## REQUIRED WORK
Reproduce all records exactly.

## DATA IN THIS EXERCISE
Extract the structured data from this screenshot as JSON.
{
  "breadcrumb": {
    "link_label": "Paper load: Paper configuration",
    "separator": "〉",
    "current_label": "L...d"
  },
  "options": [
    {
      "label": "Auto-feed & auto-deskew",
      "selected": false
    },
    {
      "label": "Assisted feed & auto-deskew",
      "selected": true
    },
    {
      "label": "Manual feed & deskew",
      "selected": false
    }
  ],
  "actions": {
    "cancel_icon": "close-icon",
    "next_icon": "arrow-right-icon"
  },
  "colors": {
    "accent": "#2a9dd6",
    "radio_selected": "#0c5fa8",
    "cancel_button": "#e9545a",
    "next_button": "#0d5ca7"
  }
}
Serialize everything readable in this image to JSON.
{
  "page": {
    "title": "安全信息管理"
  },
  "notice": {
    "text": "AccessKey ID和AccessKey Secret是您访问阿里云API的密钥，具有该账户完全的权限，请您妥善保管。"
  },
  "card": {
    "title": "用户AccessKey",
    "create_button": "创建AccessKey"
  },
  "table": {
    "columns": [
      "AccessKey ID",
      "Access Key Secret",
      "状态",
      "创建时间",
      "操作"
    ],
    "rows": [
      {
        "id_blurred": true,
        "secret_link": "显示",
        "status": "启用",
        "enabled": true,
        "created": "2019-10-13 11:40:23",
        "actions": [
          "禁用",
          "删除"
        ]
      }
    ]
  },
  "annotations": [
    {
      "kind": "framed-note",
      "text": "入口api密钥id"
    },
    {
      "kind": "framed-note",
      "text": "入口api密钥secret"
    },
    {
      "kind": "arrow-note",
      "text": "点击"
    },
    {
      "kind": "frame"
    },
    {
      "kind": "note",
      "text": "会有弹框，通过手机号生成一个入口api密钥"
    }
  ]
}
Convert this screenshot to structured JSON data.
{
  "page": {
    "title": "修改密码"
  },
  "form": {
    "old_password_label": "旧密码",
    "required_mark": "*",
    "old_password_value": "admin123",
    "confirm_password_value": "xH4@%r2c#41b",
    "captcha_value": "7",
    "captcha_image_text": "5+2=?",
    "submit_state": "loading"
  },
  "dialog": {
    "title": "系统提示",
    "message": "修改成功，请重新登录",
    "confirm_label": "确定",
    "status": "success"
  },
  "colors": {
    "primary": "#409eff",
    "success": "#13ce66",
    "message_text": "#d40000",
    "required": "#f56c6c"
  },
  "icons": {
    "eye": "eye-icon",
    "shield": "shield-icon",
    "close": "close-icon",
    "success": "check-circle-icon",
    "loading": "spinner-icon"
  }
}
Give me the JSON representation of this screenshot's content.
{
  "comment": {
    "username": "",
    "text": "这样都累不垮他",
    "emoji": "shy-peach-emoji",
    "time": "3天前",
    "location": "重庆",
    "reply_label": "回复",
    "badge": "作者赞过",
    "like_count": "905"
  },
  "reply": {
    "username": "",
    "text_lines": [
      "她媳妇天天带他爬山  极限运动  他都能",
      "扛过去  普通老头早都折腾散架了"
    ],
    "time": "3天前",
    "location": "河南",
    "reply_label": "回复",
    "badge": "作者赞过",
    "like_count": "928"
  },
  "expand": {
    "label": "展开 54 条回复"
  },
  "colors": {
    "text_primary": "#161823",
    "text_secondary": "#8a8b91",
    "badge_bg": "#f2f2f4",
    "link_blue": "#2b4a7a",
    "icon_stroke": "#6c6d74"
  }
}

## SOLUTION FOR THIS TASK
Extract the structured data from this screenshot as JSON.
{
  "breadcrumb": {
    "link_label": "Paper load: Paper configuration",
    "separator": "〉",
    "current_label": "L...d"
  },
  "options": [
    {
      "label": "Auto-feed & auto-deskew",
      "selected": false
    },
    {
      "label": "Assisted feed & auto-deskew",
      "selected": true
    },
    {
      "label": "Manual feed & deskew",
      "selected": false
    }
  ],
  "actions": {
    "cancel_icon": "close-icon",
    "next_icon": "arrow-right-icon"
  },
  "colors": {
    "accent": "#2a9dd6",
    "radio_selected": "#0c5fa8",
    "cancel_button": "#e9545a",
    "next_button": "#0d5ca7"
  }
}
Serialize everything readable in this image to JSON.
{
  "page": {
    "title": "安全信息管理"
  },
  "notice": {
    "text": "AccessKey ID和AccessKey Secret是您访问阿里云API的密钥，具有该账户完全的权限，请您妥善保管。"
  },
  "card": {
    "title": "用户AccessKey",
    "create_button": "创建AccessKey"
  },
  "table": {
    "columns": [
      "AccessKey ID",
      "Access Key Secret",
      "状态",
      "创建时间",
      "操作"
    ],
    "rows": [
      {
        "id_blurred": true,
        "secret_link": "显示",
        "status": "启用",
        "enabled": true,
        "created": "2019-10-13 11:40:23",
        "actions": [
          "禁用",
          "删除"
        ]
      }
    ]
  },
  "annotations": [
    {
      "kind": "framed-note",
      "text": "入口api密钥id"
    },
    {
      "kind": "framed-note",
      "text": "入口api密钥secret"
    },
    {
      "kind": "arrow-note",
      "text": "点击"
    },
    {
      "kind": "frame"
    },
    {
      "kind": "note",
      "text": "会有弹框，通过手机号生成一个入口api密钥"
    }
  ]
}
Convert this screenshot to structured JSON data.
{
  "page": {
    "title": "修改密码"
  },
  "form": {
    "old_password_label": "旧密码",
    "required_mark": "*",
    "old_password_value": "admin123",
    "confirm_password_value": "xH4@%r2c#41b",
    "captcha_value": "7",
    "captcha_image_text": "5+2=?",
    "submit_state": "loading"
  },
  "dialog": {
    "title": "系统提示",
    "message": "修改成功，请重新登录",
    "confirm_label": "确定",
    "status": "success"
  },
  "colors": {
    "primary": "#409eff",
    "success": "#13ce66",
    "message_text": "#d40000",
    "required": "#f56c6c"
  },
  "icons": {
    "eye": "eye-icon",
    "shield": "shield-icon",
    "close": "close-icon",
    "success": "check-circle-icon",
    "loading": "spinner-icon"
  }
}
Give me the JSON representation of this screenshot's content.
{
  "comment": {
    "username": "",
    "text": "这样都累不垮他",
    "emoji": "shy-peach-emoji",
    "time": "3天前",
    "location": "重庆",
    "reply_label": "回复",
    "badge": "作者赞过",
    "like_count": "905"
  },
  "reply": {
    "username": "",
    "text_lines": [
      "她媳妇天天带他爬山  极限运动  他都能",
      "扛过去  普通老头早都折腾散架了"
    ],
    "time": "3天前",
    "location": "河南",
    "reply_label": "回复",
    "badge": "作者赞过",
    "like_count": "928"
  },
  "expand": {
    "label": "展开 54 条回复"
  },
  "colors": {
    "text_primary": "#161823",
    "text_secondary": "#8a8b91",
    "badge_bg": "#f2f2f4",
    "link_blue": "#2b4a7a",
    "icon_stroke": "#6c6d74"
  }
}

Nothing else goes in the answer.